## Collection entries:
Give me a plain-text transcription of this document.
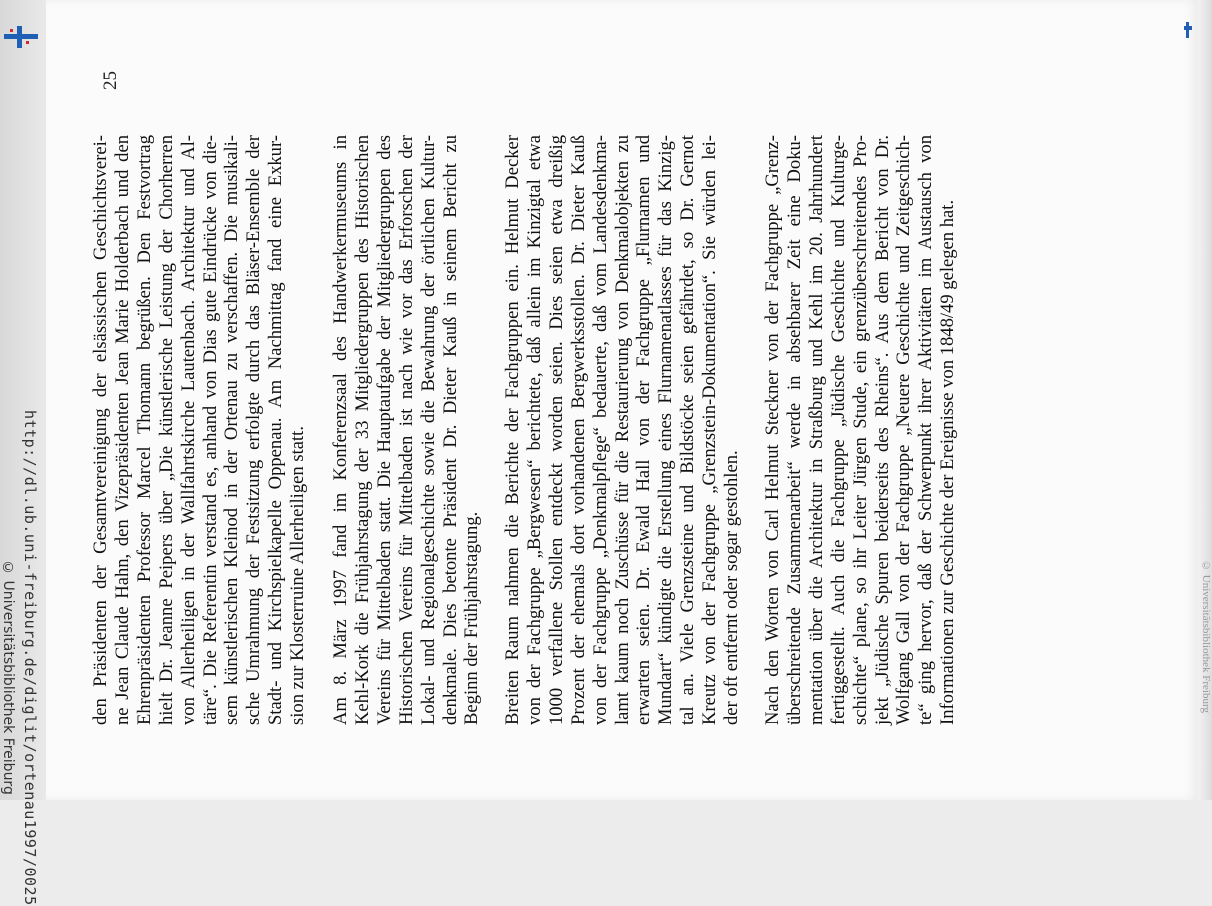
http://dl.ub.uni-freiburg.de/diglit/ortenau1997/0025
© Universitätsbibliothek Freiburg	© Universitätsbibliothek Freiburg
den Präsidenten der Gesamtvereinigung der elsässischen Geschichtsverei- ne Jean Claude Hahn, den Vizepräsidenten Jean Marie Holderbach und den Ehrenpräsidenten Professor Marcel Thomann begrüßen. Den Festvortrag hielt Dr. Jeanne Peipers über „Die künstlerische Leistung der Chorherren von Allerheiligen in der Wallfahrtskirche Lautenbach. Architektur und Al- täre“. Die Referentin verstand es, anhand von Dias gute Eindrücke von die- sem künstlerischen Kleinod in der Ortenau zu verschaffen. Die musikali- sche Umrahmung der Festsitzung erfolgte durch das Bläser-Ensemble der Stadt- und Kirchspielkapelle Oppenau. Am Nachmittag fand eine Exkur- sion zur Klosterruine Allerheiligen statt. Am 8. März 1997 fand im Konferenzsaal des Handwerkermuseums in Kehl-Kork die Frühjahrstagung der 33 Mitgliedergruppen des Historischen Vereins für Mittelbaden statt. Die Hauptaufgabe der Mitgliedergruppen des Historischen Vereins für Mittelbaden ist nach wie vor das Erforschen der Lokal- und Regionalgeschichte sowie die Bewahrung der örtlichen Kultur- denkmale. Dies betonte Präsident Dr. Dieter Kauß in seinem Bericht zu Beginn der Frühjahrstagung. Breiten Raum nahmen die Berichte der Fachgruppen ein. Helmut Decker von der Fachgruppe „Bergwesen“ berichtete, daß allein im Kinzigtal etwa 1000 verfallene Stollen entdeckt worden seien. Dies seien etwa dreißig Prozent der ehemals dort vorhandenen Bergwerksstollen. Dr. Dieter Kauß von der Fachgruppe „Denkmalpflege“ bedauerte, daß vom Landesdenkma- lamt kaum noch Zuschüsse für die Restaurierung von Denkmalobjekten zu erwarten seien. Dr. Ewald Hall von der Fachgruppe „Flurnamen und Mundart“ kündigte die Erstellung eines Flurnamenatlasses für das Kinzig- tal an. Viele Grenzsteine und Bildstöcke seien gefährdet, so Dr. Gernot Kreutz von der Fachgruppe „Grenzstein-Dokumentation“. Sie würden lei- der oft entfernt oder sogar gestohlen. Nach den Worten von Carl Helmut Steckner von der Fachgruppe „Grenz- überschreitende Zusammenarbeit“ werde in absehbarer Zeit eine Doku- mentation über die Architektur in Straßburg und Kehl im 20. Jahrhundert fertiggestellt. Auch die Fachgruppe „Jüdische Geschichte und Kulturge- schichte“ plane, so ihr Leiter Jürgen Stude, ein grenzüberschreitendes Pro- jekt „Jüdische Spuren beiderseits des Rheins“. Aus dem Bericht von Dr. Wolfgang Gall von der Fachgruppe „Neuere Geschichte und Zeitgeschich- te“ ging hervor, daß der Schwerpunkt ihrer Aktivitäten im Austausch von Informationen zur Geschichte der Ereignisse von 1848/49 gelegen hat.
25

## WORK REQUIRED:
Repeat the records above exactly, leaving out any pictures they contain.

## EXERCISE RESULT:
Give me a plain-text transcription of this document.
http://dl.ub.uni-freiburg.de/diglit/ortenau1997/0025
© Universitätsbibliothek Freiburg	© Universitätsbibliothek Freiburg
den Präsidenten der Gesamtvereinigung der elsässischen Geschichtsverei- ne Jean Claude Hahn, den Vizepräsidenten Jean Marie Holderbach und den Ehrenpräsidenten Professor Marcel Thomann begrüßen. Den Festvortrag hielt Dr. Jeanne Peipers über „Die künstlerische Leistung der Chorherren von Allerheiligen in der Wallfahrtskirche Lautenbach. Architektur und Al- täre“. Die Referentin verstand es, anhand von Dias gute Eindrücke von die- sem künstlerischen Kleinod in der Ortenau zu verschaffen. Die musikali- sche Umrahmung der Festsitzung erfolgte durch das Bläser-Ensemble der Stadt- und Kirchspielkapelle Oppenau. Am Nachmittag fand eine Exkur- sion zur Klosterruine Allerheiligen statt. Am 8. März 1997 fand im Konferenzsaal des Handwerkermuseums in Kehl-Kork die Frühjahrstagung der 33 Mitgliedergruppen des Historischen Vereins für Mittelbaden statt. Die Hauptaufgabe der Mitgliedergruppen des Historischen Vereins für Mittelbaden ist nach wie vor das Erforschen der Lokal- und Regionalgeschichte sowie die Bewahrung der örtlichen Kultur- denkmale. Dies betonte Präsident Dr. Dieter Kauß in seinem Bericht zu Beginn der Frühjahrstagung. Breiten Raum nahmen die Berichte der Fachgruppen ein. Helmut Decker von der Fachgruppe „Bergwesen“ berichtete, daß allein im Kinzigtal etwa 1000 verfallene Stollen entdeckt worden seien. Dies seien etwa dreißig Prozent der ehemals dort vorhandenen Bergwerksstollen. Dr. Dieter Kauß von der Fachgruppe „Denkmalpflege“ bedauerte, daß vom Landesdenkma- lamt kaum noch Zuschüsse für die Restaurierung von Denkmalobjekten zu erwarten seien. Dr. Ewald Hall von der Fachgruppe „Flurnamen und Mundart“ kündigte die Erstellung eines Flurnamenatlasses für das Kinzig- tal an. Viele Grenzsteine und Bildstöcke seien gefährdet, so Dr. Gernot Kreutz von der Fachgruppe „Grenzstein-Dokumentation“. Sie würden lei- der oft entfernt oder sogar gestohlen. Nach den Worten von Carl Helmut Steckner von der Fachgruppe „Grenz- überschreitende Zusammenarbeit“ werde in absehbarer Zeit eine Doku- mentation über die Architektur in Straßburg und Kehl im 20. Jahrhundert fertiggestellt. Auch die Fachgruppe „Jüdische Geschichte und Kulturge- schichte“ plane, so ihr Leiter Jürgen Stude, ein grenzüberschreitendes Pro- jekt „Jüdische Spuren beiderseits des Rheins“. Aus dem Bericht von Dr. Wolfgang Gall von der Fachgruppe „Neuere Geschichte und Zeitgeschich- te“ ging hervor, daß der Schwerpunkt ihrer Aktivitäten im Austausch von Informationen zur Geschichte der Ereignisse von 1848/49 gelegen hat.
25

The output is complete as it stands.